• [Goal]
Reproduce the records that follow in full, excluding any picture they contain.
━━━━━━━━
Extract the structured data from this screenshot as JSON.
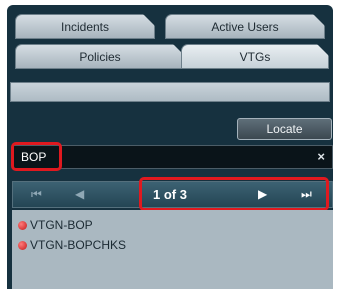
{
  "tabs": {
    "incidents": "Incidents",
    "active_users": "Active Users",
    "policies": "Policies",
    "vtgs": "VTGs"
  },
  "locate_label": "Locate",
  "search": {
    "value": "BOP",
    "clear_symbol": "×"
  },
  "pager": {
    "first": "⏮",
    "prev": "◀",
    "page_indicator": "1 of 3",
    "next": "▶",
    "last": "⏭"
  },
  "results": [
    {
      "label": "VTGN-BOP",
      "status_color": "#d42020"
    },
    {
      "label": "VTGN-BOPCHKS",
      "status_color": "#d42020"
    }
  ],
  "colors": {
    "highlight": "#e0191f",
    "panel_bg": "#16313f",
    "list_bg": "#aab8c1"
  }
}
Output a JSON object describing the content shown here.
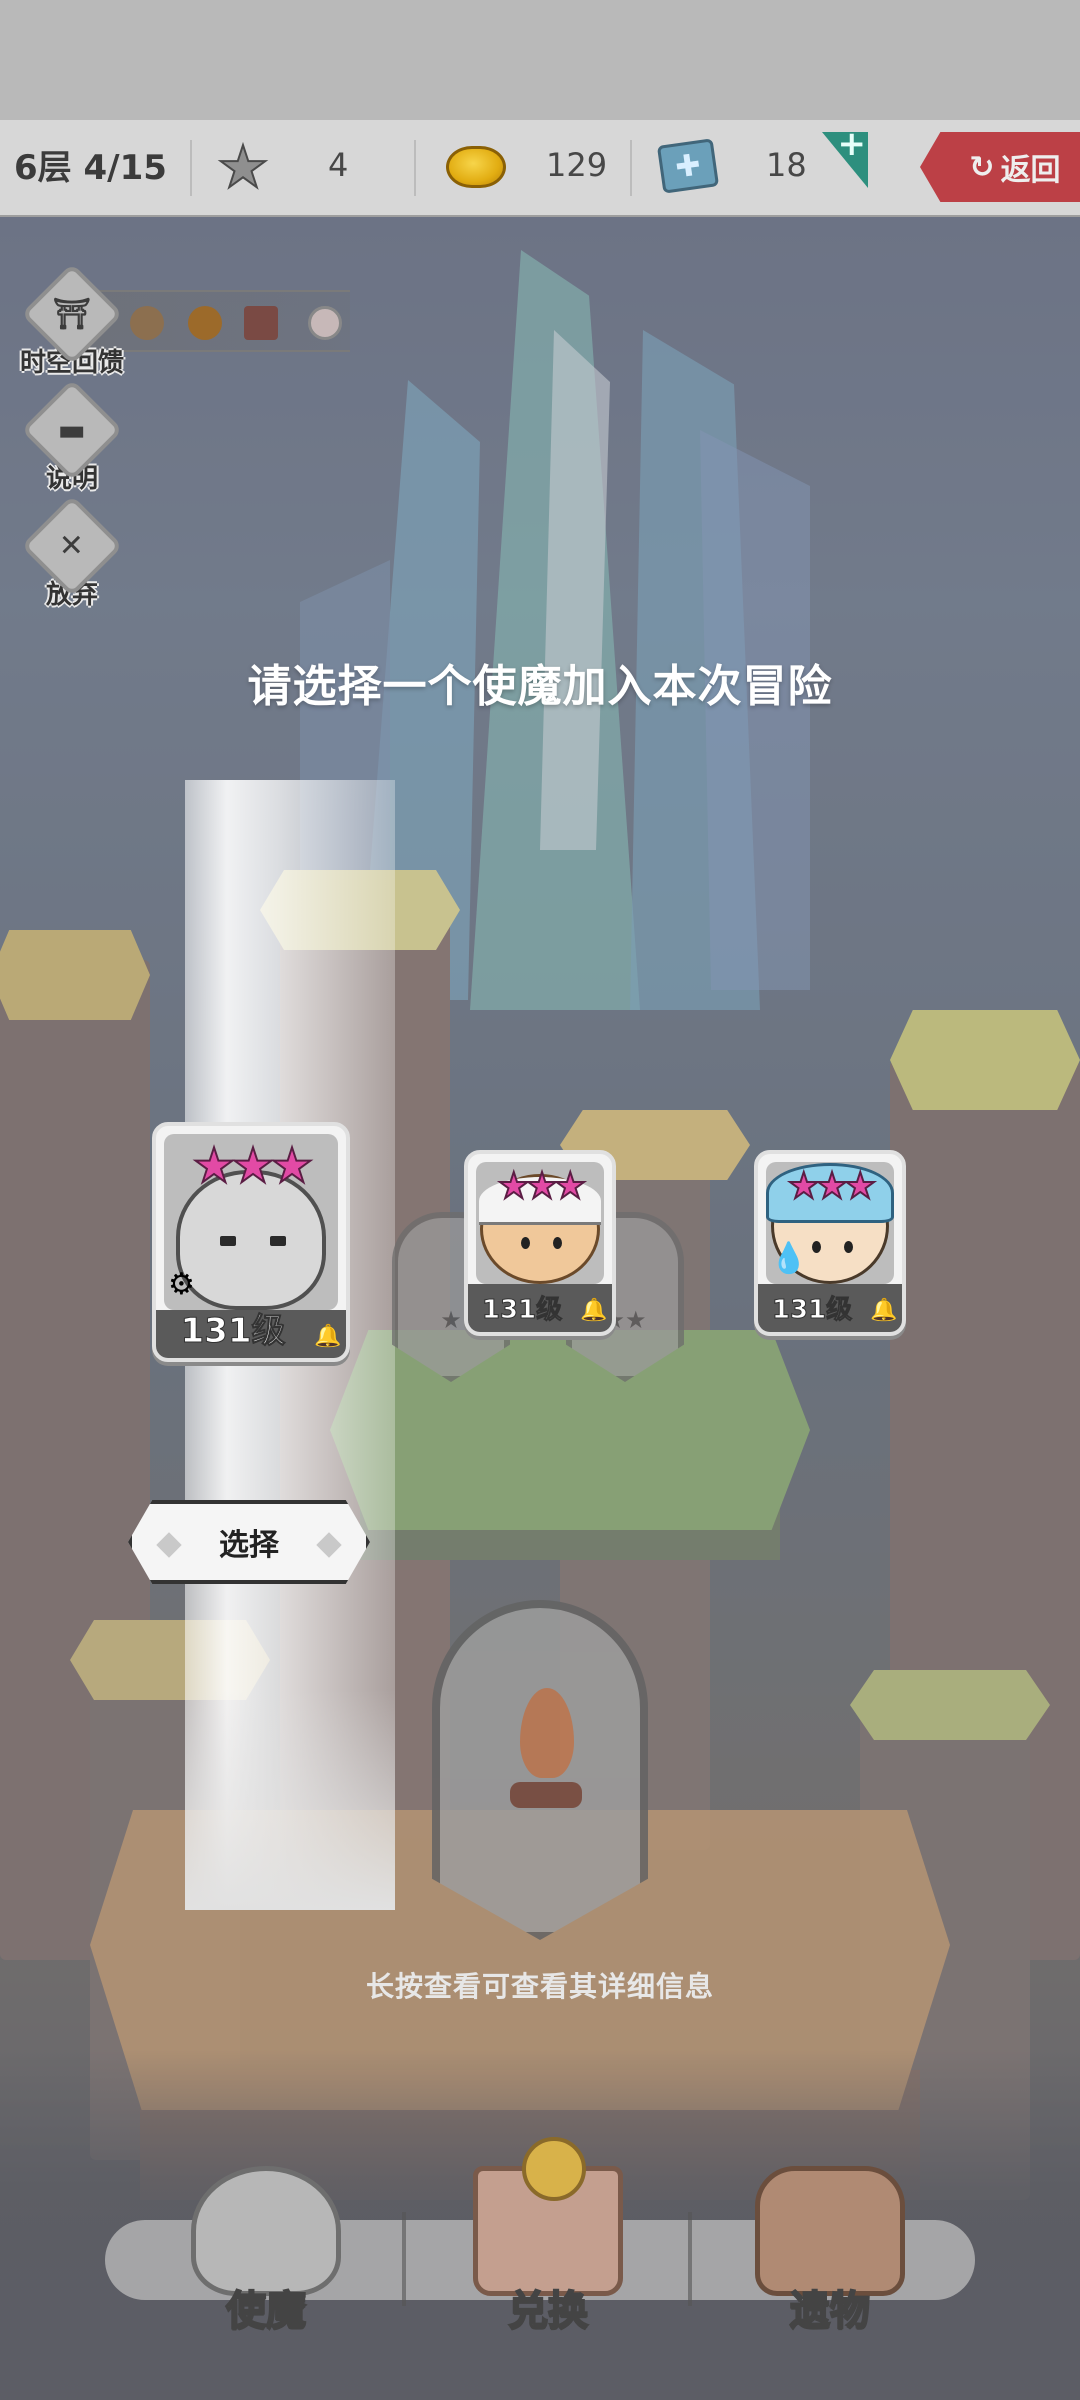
{
  "status_bar": {
    "floor": "6层 4/15",
    "stars": "4",
    "gold": "129",
    "tickets": "18",
    "return_label": "返回"
  },
  "side_menu": [
    {
      "label": "时空回馈",
      "icon": "portal-icon"
    },
    {
      "label": "说明",
      "icon": "chat-icon"
    },
    {
      "label": "放弃",
      "icon": "crossed-swords-icon"
    }
  ],
  "prompt": "请选择一个使魔加入本次冒险",
  "hint": "长按查看可查看其详细信息",
  "select_label": "选择",
  "cards": [
    {
      "name": "white-dragon",
      "stars": "★★★",
      "level": "131级",
      "element": "gear-icon"
    },
    {
      "name": "bandaged-mummy",
      "stars": "★★★",
      "level": "131级",
      "element": ""
    },
    {
      "name": "blue-helmet-knight",
      "stars": "★★★",
      "level": "131级",
      "element": "water-drop-icon"
    }
  ],
  "pins": [
    {
      "stars": "★"
    },
    {
      "stars": "★★"
    }
  ],
  "bottom_nav": [
    {
      "label": "使魔",
      "icon": "knight-helmet-icon"
    },
    {
      "label": "兑换",
      "icon": "shop-icon"
    },
    {
      "label": "遗物",
      "icon": "backpack-icon"
    }
  ],
  "colors": {
    "return_button": "#b8262d",
    "star_pink": "#e24aa5",
    "gold": "#e2ad12"
  }
}
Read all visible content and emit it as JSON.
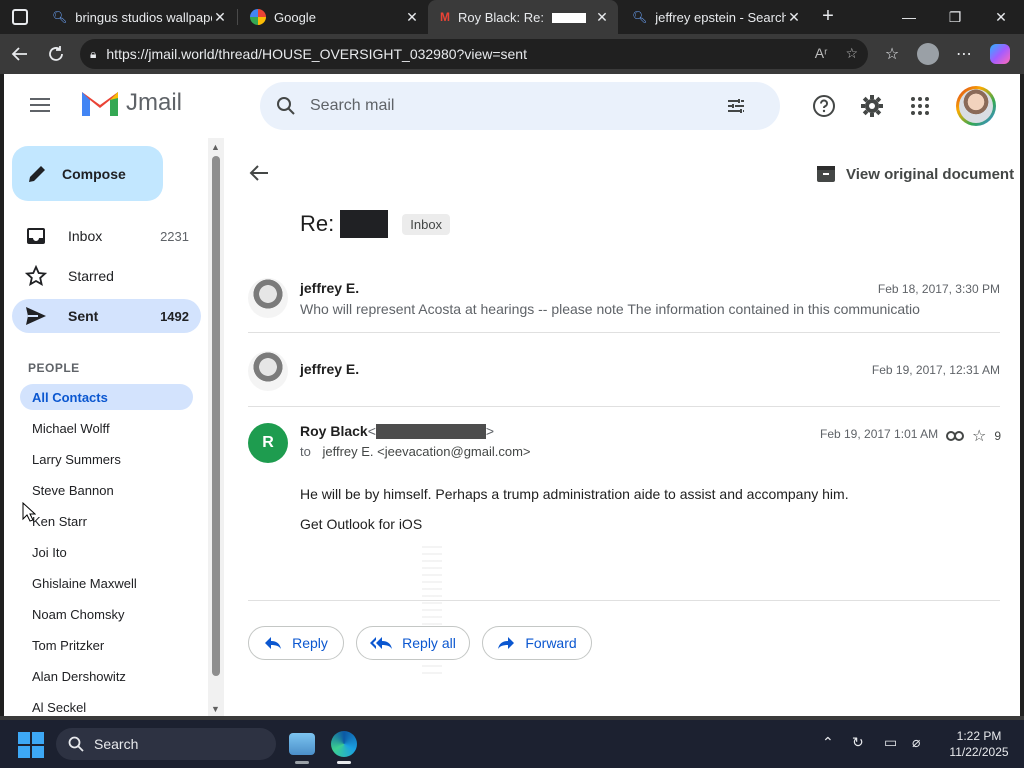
{
  "browser": {
    "tabs": [
      {
        "title": "bringus studios wallpape",
        "icon": "search-icon",
        "active": false
      },
      {
        "title": "Google",
        "icon": "google-icon",
        "active": false
      },
      {
        "title": "Roy Black: Re:",
        "icon": "gmail-icon",
        "active": true
      },
      {
        "title": "jeffrey epstein - Search",
        "icon": "search-icon",
        "active": false
      }
    ],
    "url": "https://jmail.world/thread/HOUSE_OVERSIGHT_032980?view=sent"
  },
  "app": {
    "name": "Jmail",
    "search_placeholder": "Search mail"
  },
  "sidebar": {
    "compose_label": "Compose",
    "items": [
      {
        "label": "Inbox",
        "count": "2231",
        "icon": "inbox-icon"
      },
      {
        "label": "Starred",
        "count": "",
        "icon": "star-icon"
      },
      {
        "label": "Sent",
        "count": "1492",
        "icon": "send-icon",
        "active": true
      }
    ],
    "people_header": "PEOPLE",
    "contacts": [
      "All Contacts",
      "Michael Wolff",
      "Larry Summers",
      "Steve Bannon",
      "Ken Starr",
      "Joi Ito",
      "Ghislaine Maxwell",
      "Noam Chomsky",
      "Tom Pritzker",
      "Alan Dershowitz",
      "Al Seckel"
    ]
  },
  "thread": {
    "view_original_label": "View original document",
    "subject_prefix": "Re:",
    "label_chip": "Inbox",
    "messages": [
      {
        "sender": "jeffrey E.",
        "date": "Feb 18, 2017, 3:30 PM",
        "snippet": "Who will represent Acosta at hearings -- please note The information contained in this communicatio"
      },
      {
        "sender": "jeffrey E.",
        "date": "Feb 19, 2017, 12:31 AM",
        "snippet": ""
      }
    ],
    "expanded": {
      "avatar_letter": "R",
      "sender": "Roy Black",
      "to_word": "to",
      "to": "jeffrey E. <jeevacation@gmail.com>",
      "date": "Feb 19, 2017 1:01 AM",
      "attachment_count": "9",
      "body": [
        "He will be by himself. Perhaps a trump administration aide to assist and accompany him.",
        "Get Outlook for iOS"
      ]
    },
    "actions": {
      "reply": "Reply",
      "reply_all": "Reply all",
      "forward": "Forward"
    }
  },
  "taskbar": {
    "search_label": "Search",
    "time": "1:22 PM",
    "date": "11/22/2025"
  },
  "colors": {
    "accent_blue": "#0b57d0",
    "compose_bg": "#c2e7ff",
    "active_nav": "#d3e3fd",
    "avatar_green": "#1e9c4f"
  }
}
━━━━━━━━
• [Result of the task]
Extract the structured data from this screenshot as JSON.
{
  "tabs": {
    "incidents": "Incidents",
    "active_users": "Active Users",
    "policies": "Policies",
    "vtgs": "VTGs"
  },
  "locate_label": "Locate",
  "search": {
    "value": "BOP",
    "clear_symbol": "×"
  },
  "pager": {
    "first": "⏮",
    "prev": "◀",
    "page_indicator": "1 of 3",
    "next": "▶",
    "last": "⏭"
  },
  "results": [
    {
      "label": "VTGN-BOP",
      "status_color": "#d42020"
    },
    {
      "label": "VTGN-BOPCHKS",
      "status_color": "#d42020"
    }
  ],
  "colors": {
    "highlight": "#e0191f",
    "panel_bg": "#16313f",
    "list_bg": "#aab8c1"
  }
}
Output a JSON object describing the content shown here.
{
  "status_bar": {
    "floor": "6层 4/15",
    "stars": "4",
    "gold": "129",
    "tickets": "18",
    "return_label": "返回"
  },
  "side_menu": [
    {
      "label": "时空回馈",
      "icon": "portal-icon"
    },
    {
      "label": "说明",
      "icon": "chat-icon"
    },
    {
      "label": "放弃",
      "icon": "crossed-swords-icon"
    }
  ],
  "prompt": "请选择一个使魔加入本次冒险",
  "hint": "长按查看可查看其详细信息",
  "select_label": "选择",
  "cards": [
    {
      "name": "white-dragon",
      "stars": "★★★",
      "level": "131级",
      "element": "gear-icon"
    },
    {
      "name": "bandaged-mummy",
      "stars": "★★★",
      "level": "131级",
      "element": ""
    },
    {
      "name": "blue-helmet-knight",
      "stars": "★★★",
      "level": "131级",
      "element": "water-drop-icon"
    }
  ],
  "pins": [
    {
      "stars": "★"
    },
    {
      "stars": "★★"
    }
  ],
  "bottom_nav": [
    {
      "label": "使魔",
      "icon": "knight-helmet-icon"
    },
    {
      "label": "兑换",
      "icon": "shop-icon"
    },
    {
      "label": "遗物",
      "icon": "backpack-icon"
    }
  ],
  "colors": {
    "return_button": "#b8262d",
    "star_pink": "#e24aa5",
    "gold": "#e2ad12"
  }
}
Read all visible content and emit it as JSON.
{
  "browser": {
    "tabs": [
      {
        "title": "bringus studios wallpape",
        "icon": "search-icon",
        "active": false
      },
      {
        "title": "Google",
        "icon": "google-icon",
        "active": false
      },
      {
        "title": "Roy Black: Re:",
        "icon": "gmail-icon",
        "active": true
      },
      {
        "title": "jeffrey epstein - Search",
        "icon": "search-icon",
        "active": false
      }
    ],
    "url": "https://jmail.world/thread/HOUSE_OVERSIGHT_032980?view=sent"
  },
  "app": {
    "name": "Jmail",
    "search_placeholder": "Search mail"
  },
  "sidebar": {
    "compose_label": "Compose",
    "items": [
      {
        "label": "Inbox",
        "count": "2231",
        "icon": "inbox-icon"
      },
      {
        "label": "Starred",
        "count": "",
        "icon": "star-icon"
      },
      {
        "label": "Sent",
        "count": "1492",
        "icon": "send-icon",
        "active": true
      }
    ],
    "people_header": "PEOPLE",
    "contacts": [
      "All Contacts",
      "Michael Wolff",
      "Larry Summers",
      "Steve Bannon",
      "Ken Starr",
      "Joi Ito",
      "Ghislaine Maxwell",
      "Noam Chomsky",
      "Tom Pritzker",
      "Alan Dershowitz",
      "Al Seckel"
    ]
  },
  "thread": {
    "view_original_label": "View original document",
    "subject_prefix": "Re:",
    "label_chip": "Inbox",
    "messages": [
      {
        "sender": "jeffrey E.",
        "date": "Feb 18, 2017, 3:30 PM",
        "snippet": "Who will represent Acosta at hearings -- please note The information contained in this communicatio"
      },
      {
        "sender": "jeffrey E.",
        "date": "Feb 19, 2017, 12:31 AM",
        "snippet": ""
      }
    ],
    "expanded": {
      "avatar_letter": "R",
      "sender": "Roy Black",
      "to_word": "to",
      "to": "jeffrey E. <jeevacation@gmail.com>",
      "date": "Feb 19, 2017 1:01 AM",
      "attachment_count": "9",
      "body": [
        "He will be by himself. Perhaps a trump administration aide to assist and accompany him.",
        "Get Outlook for iOS"
      ]
    },
    "actions": {
      "reply": "Reply",
      "reply_all": "Reply all",
      "forward": "Forward"
    }
  },
  "taskbar": {
    "search_label": "Search",
    "time": "1:22 PM",
    "date": "11/22/2025"
  },
  "colors": {
    "accent_blue": "#0b57d0",
    "compose_bg": "#c2e7ff",
    "active_nav": "#d3e3fd",
    "avatar_green": "#1e9c4f"
  }
}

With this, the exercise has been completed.